### Available records
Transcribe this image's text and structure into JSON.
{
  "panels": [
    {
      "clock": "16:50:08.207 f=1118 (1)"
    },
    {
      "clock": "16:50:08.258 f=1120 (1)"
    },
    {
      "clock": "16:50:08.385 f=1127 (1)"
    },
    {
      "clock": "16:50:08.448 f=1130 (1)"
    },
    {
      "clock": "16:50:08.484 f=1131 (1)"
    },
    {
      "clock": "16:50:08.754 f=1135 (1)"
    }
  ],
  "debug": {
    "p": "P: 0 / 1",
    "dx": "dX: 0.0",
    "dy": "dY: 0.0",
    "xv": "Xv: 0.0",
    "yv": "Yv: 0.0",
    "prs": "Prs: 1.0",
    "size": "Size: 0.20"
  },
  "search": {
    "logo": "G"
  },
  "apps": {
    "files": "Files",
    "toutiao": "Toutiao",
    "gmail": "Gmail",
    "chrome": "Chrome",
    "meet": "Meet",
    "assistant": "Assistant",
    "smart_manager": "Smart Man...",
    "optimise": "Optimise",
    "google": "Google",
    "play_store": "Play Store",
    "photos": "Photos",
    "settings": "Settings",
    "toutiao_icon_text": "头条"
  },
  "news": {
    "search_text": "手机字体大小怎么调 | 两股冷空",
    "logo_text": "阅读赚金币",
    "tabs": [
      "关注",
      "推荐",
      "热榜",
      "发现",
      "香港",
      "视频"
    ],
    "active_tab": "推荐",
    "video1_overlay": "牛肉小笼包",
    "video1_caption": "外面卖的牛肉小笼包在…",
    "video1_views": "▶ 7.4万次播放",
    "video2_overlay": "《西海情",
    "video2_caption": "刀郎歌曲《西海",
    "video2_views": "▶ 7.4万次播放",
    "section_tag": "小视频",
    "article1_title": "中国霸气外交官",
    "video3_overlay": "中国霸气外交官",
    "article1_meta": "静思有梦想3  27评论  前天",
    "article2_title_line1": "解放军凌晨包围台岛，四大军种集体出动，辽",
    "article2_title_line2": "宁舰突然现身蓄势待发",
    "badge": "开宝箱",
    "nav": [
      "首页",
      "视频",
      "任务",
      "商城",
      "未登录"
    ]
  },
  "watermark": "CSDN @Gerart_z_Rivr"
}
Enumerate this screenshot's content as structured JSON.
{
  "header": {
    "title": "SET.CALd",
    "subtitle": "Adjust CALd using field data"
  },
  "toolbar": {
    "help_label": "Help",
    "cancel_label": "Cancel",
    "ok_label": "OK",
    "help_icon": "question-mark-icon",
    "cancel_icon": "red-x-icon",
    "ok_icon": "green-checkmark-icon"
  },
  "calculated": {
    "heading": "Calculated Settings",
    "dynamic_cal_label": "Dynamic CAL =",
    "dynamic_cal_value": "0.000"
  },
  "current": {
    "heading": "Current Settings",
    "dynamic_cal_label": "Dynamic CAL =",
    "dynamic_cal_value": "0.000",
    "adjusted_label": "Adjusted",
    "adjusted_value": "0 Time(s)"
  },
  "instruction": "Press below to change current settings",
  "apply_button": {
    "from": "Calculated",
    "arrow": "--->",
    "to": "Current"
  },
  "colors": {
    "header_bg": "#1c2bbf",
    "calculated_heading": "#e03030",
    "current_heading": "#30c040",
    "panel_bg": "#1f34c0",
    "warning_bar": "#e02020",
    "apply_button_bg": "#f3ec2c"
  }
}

### Given request
Respond with nothing but the number of lines in the entries that contain the string "clock".

### Solution to the problem
6